RECORDED INFORMATION:
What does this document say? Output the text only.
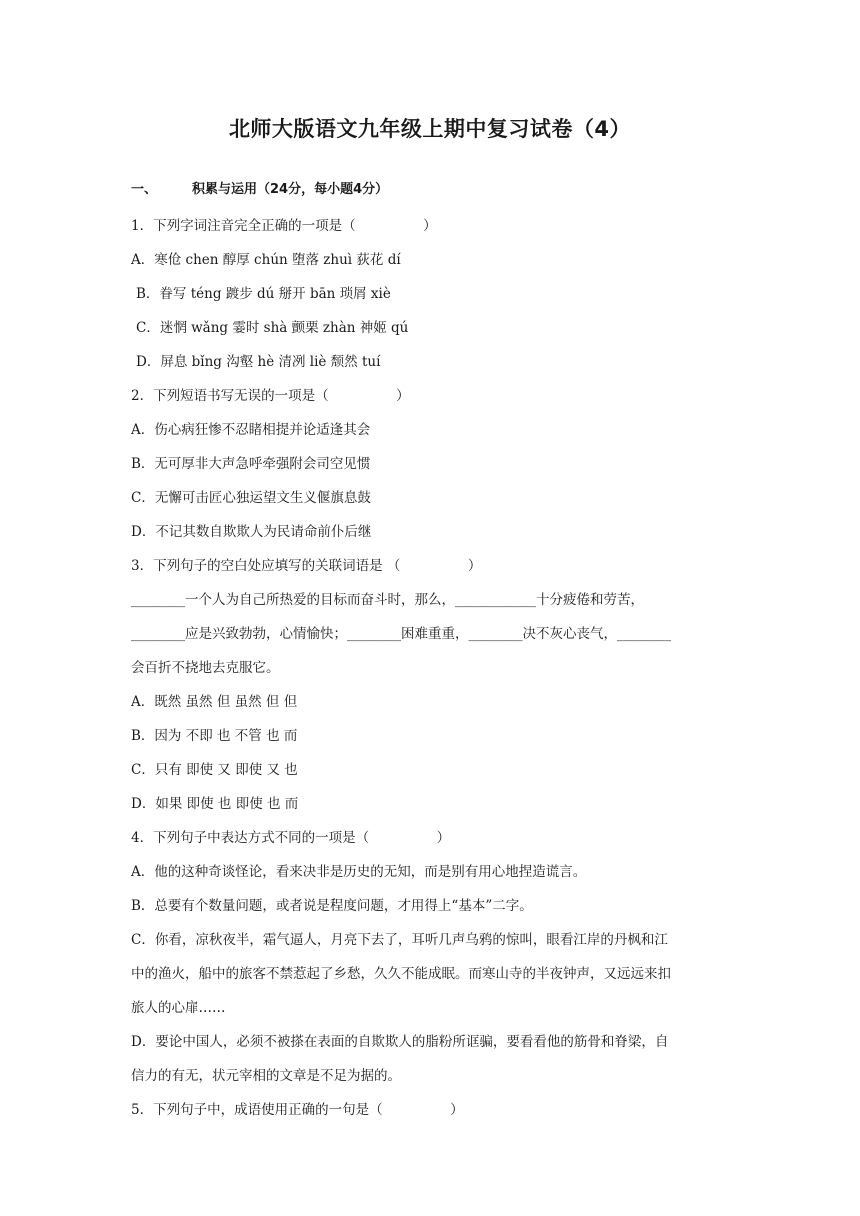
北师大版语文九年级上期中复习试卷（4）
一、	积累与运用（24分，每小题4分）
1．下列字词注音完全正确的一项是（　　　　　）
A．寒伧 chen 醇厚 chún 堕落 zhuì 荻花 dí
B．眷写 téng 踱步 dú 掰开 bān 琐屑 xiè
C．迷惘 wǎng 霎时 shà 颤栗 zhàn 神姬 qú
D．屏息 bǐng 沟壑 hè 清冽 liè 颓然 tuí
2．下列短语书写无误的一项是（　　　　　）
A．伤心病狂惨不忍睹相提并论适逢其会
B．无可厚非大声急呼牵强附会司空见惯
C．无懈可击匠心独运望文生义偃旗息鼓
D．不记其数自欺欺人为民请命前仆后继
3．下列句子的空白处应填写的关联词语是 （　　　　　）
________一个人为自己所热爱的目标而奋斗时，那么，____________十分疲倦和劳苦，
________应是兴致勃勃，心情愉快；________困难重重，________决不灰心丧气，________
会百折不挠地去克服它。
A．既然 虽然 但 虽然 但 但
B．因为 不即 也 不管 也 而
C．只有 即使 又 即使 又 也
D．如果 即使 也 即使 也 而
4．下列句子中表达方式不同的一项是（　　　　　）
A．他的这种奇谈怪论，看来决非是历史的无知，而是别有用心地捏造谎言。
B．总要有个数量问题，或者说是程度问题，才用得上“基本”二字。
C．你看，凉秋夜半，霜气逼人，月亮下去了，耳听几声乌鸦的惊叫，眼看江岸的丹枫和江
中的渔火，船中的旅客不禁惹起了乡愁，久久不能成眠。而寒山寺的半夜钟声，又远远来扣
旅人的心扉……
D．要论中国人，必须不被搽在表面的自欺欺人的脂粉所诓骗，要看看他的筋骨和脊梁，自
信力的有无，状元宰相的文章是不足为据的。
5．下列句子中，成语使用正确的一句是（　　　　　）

==

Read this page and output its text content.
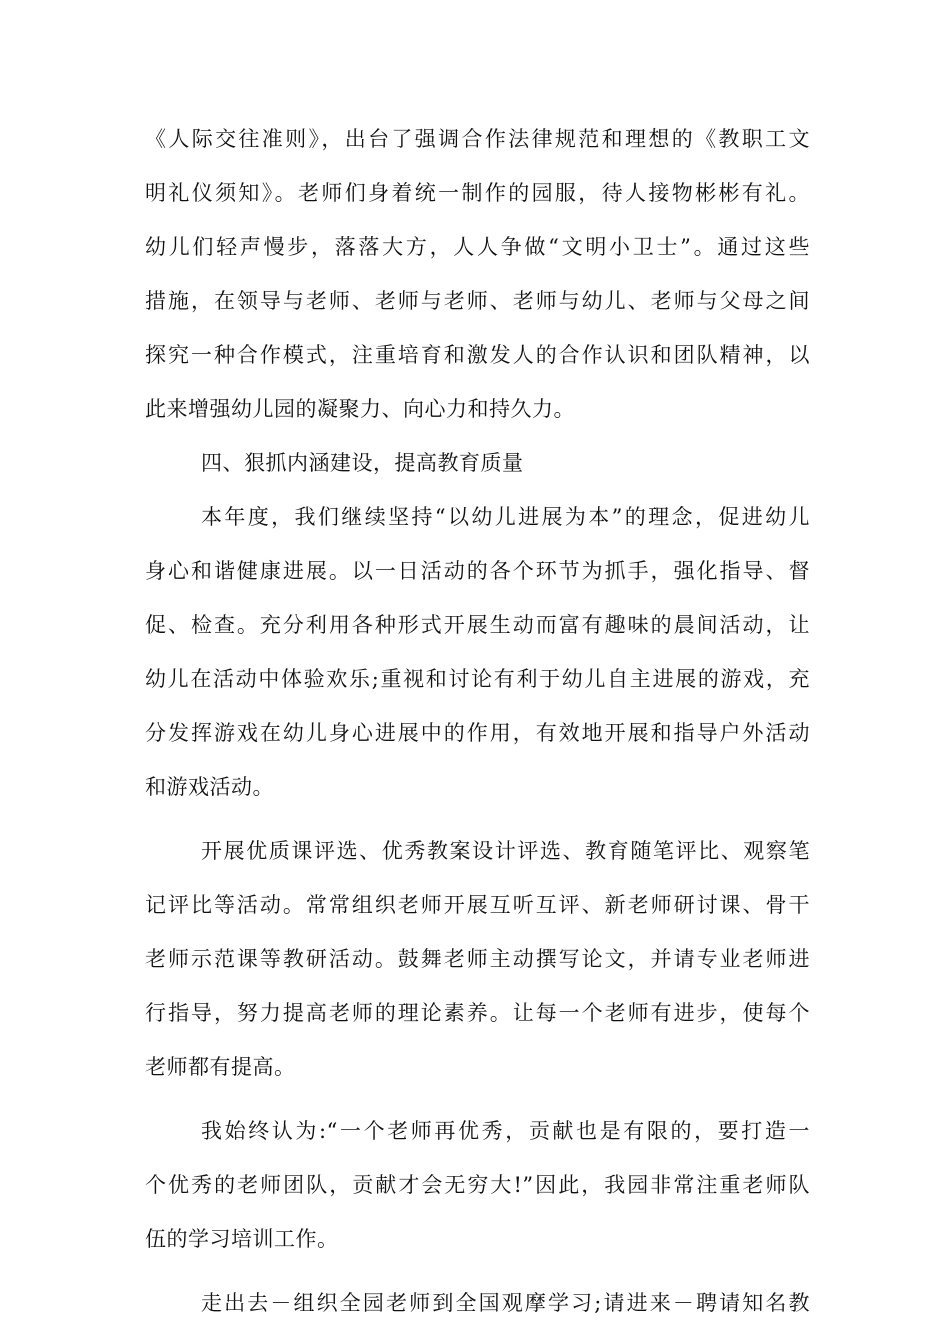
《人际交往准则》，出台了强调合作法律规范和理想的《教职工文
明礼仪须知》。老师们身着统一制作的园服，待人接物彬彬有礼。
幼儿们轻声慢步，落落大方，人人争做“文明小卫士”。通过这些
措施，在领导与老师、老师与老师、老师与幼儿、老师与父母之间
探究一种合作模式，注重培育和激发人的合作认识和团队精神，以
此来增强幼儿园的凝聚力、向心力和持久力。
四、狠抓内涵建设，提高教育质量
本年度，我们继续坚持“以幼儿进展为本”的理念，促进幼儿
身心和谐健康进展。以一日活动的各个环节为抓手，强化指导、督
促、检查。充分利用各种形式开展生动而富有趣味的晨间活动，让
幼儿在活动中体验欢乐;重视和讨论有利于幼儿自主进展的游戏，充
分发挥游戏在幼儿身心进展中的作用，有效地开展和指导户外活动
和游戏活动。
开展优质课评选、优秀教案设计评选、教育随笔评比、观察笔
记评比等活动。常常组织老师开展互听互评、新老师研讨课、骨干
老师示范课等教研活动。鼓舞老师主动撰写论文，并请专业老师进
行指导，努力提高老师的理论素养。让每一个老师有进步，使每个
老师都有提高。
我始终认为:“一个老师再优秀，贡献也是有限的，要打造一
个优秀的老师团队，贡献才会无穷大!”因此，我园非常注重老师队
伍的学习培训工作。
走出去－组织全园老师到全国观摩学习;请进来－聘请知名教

STATED TASK: Go through the entries and return each line where the word "this" appears.

REPLY TO THE EXERCISE:
What does this document say? Output the text only.
Read this page and output its text content.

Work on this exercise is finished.